Question

Double angle formulas. Please help?

Answer 1

If $\theta$ is in the first quadrant, we know that $\cos\theta$ is positive.

Recall the Pythagorean identity,

$\cos^2\theta+\sin^2\theta=1$

Dividing both sides by $\cos^2\theta$ gives

$\dfrac{\cos^2\theta}{\cos^2\theta}+\dfrac{\sin^2\theta}{\cos^2\theta}=\dfrac1{\cos^2\theta}\iff1+\tan^2\theta=\sec^2\theta$

Because

$\sec\theta=\dfrac1{\cos\theta}$

if $\cos\theta>0$, then we also have $\sec\theta>0$. This means that we take the square root of both sides in the $\tan$-$\sec$ identity, we take the positive square root and we get

$\sec\theta=\sqrt{1+\left(\dfrac{40}9\right)^2}=\dfrac{41}9$

$\implies\cos\theta=\dfrac9{41}$

Now, recall the double angle identity,

$\cos2\theta=\cos^2\theta-\sin^2\theta$

Apply the Pythagorean identity to eliminate $\sin\theta$:

$\cos2\theta=\cos^2\theta-(1-\cos^2\theta)=2\cos^2\theta-1$

So we end up with

$\cos2\theta=2\left(\dfrac9{41}\right)^2-1=-\dfrac{1519}{1681}$
■ ■ ■ ■ ■ ■ ■
**Work to do**
List every trigonometric function that appears in the forum thread about double angle formulas.

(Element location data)
■ ■ ■ ■ ■ ■ ■
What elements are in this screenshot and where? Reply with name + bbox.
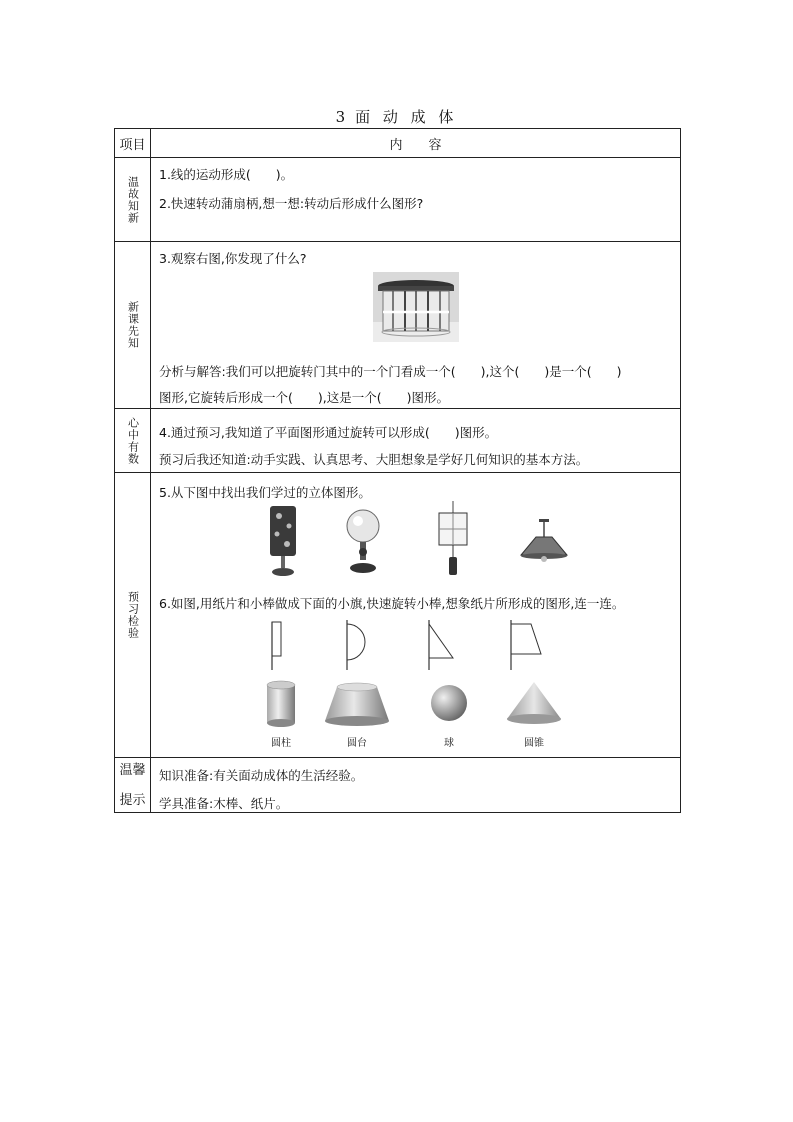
question-2: 2.快速转动蒲扇柄,想一想:转动后形成什么图形? bbox=[159, 196, 424, 211]
solid-caption-cone: 圆锥 bbox=[524, 738, 544, 749]
header-item-label: 项目 bbox=[115, 129, 151, 157]
question-4: 4.通过预习,我知道了平面图形通过旋转可以形成( )图形。 bbox=[159, 425, 498, 440]
insight-row bbox=[115, 409, 680, 473]
trapezoid-flag-image bbox=[505, 618, 545, 670]
header-content-label: 内 容 bbox=[389, 137, 442, 153]
question-1: 1.线的运动形成( )。 bbox=[159, 167, 294, 182]
table-lamp-image bbox=[267, 504, 299, 578]
frustum-image bbox=[323, 681, 391, 729]
solid-caption-sphere: 球 bbox=[444, 738, 454, 749]
review-row bbox=[115, 158, 680, 242]
section-label: 心中有数 bbox=[126, 416, 140, 465]
sphere-image bbox=[429, 683, 469, 723]
hanging-lantern-image bbox=[434, 501, 472, 579]
revolving-door-image bbox=[373, 272, 459, 342]
question-3: 3.观察右图,你发现了什么? bbox=[159, 251, 307, 266]
rectangle-flag-image bbox=[265, 618, 289, 670]
ceiling-pendant-lamp-image bbox=[519, 519, 569, 564]
cylinder-image bbox=[263, 679, 299, 729]
page-title: 3 面 动 成 体 bbox=[335, 108, 458, 126]
tool-prep: 学具准备:木棒、纸片。 bbox=[159, 796, 289, 811]
check-row bbox=[115, 473, 680, 758]
reminder-label: 温馨 提示 bbox=[115, 758, 151, 813]
worksheet-table bbox=[114, 128, 681, 813]
knowledge-prep: 知识准备:有关面动成体的生活经验。 bbox=[159, 768, 364, 783]
solid-caption-frustum: 圆台 bbox=[347, 738, 367, 749]
reminder-row bbox=[115, 758, 680, 813]
solid-caption-cylinder: 圆柱 bbox=[271, 738, 291, 749]
question-5: 5.从下图中找出我们学过的立体图形。 bbox=[159, 485, 371, 500]
analysis-line-2: 图形,它旋转后形成一个( ),这是一个( )图形。 bbox=[159, 390, 449, 405]
preview-tip: 预习后我还知道:动手实践、认真思考、大胆想象是学好几何知识的基本方法。 bbox=[159, 452, 589, 467]
header-row bbox=[115, 129, 680, 158]
preview-row bbox=[115, 242, 680, 409]
section-label: 温故知新 bbox=[126, 175, 140, 224]
triangle-flag-image bbox=[423, 618, 457, 670]
cone-image bbox=[504, 679, 564, 729]
semicircle-flag-image bbox=[341, 618, 371, 670]
globe-lamp-image bbox=[343, 508, 383, 578]
question-6: 6.如图,用纸片和小棒做成下面的小旗,快速旋转小棒,想象纸片所形成的图形,连一连。 bbox=[159, 596, 625, 611]
analysis-line-1: 分析与解答:我们可以把旋转门其中的一个门看成一个( ),这个( )是一个( ) bbox=[159, 364, 622, 379]
section-label: 新课先知 bbox=[126, 301, 140, 349]
section-label: 预习检验 bbox=[126, 591, 140, 639]
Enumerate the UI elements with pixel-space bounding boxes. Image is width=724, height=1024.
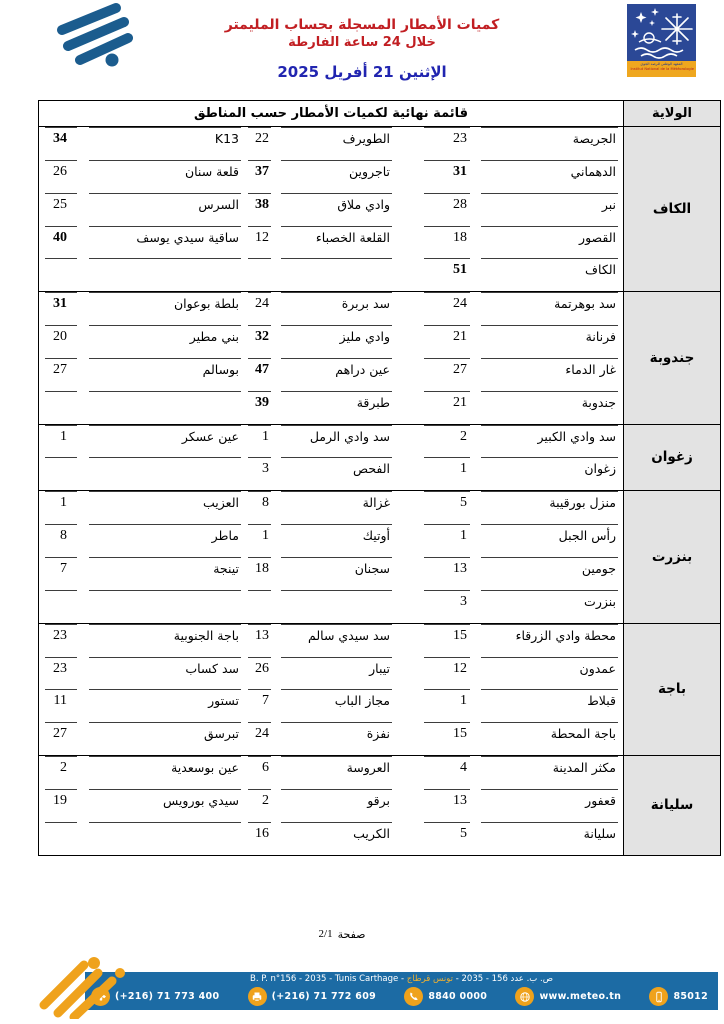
■ ■ ■ ■ ■ ■ ■
**Written response**
Cosine, sine, tangent and secant.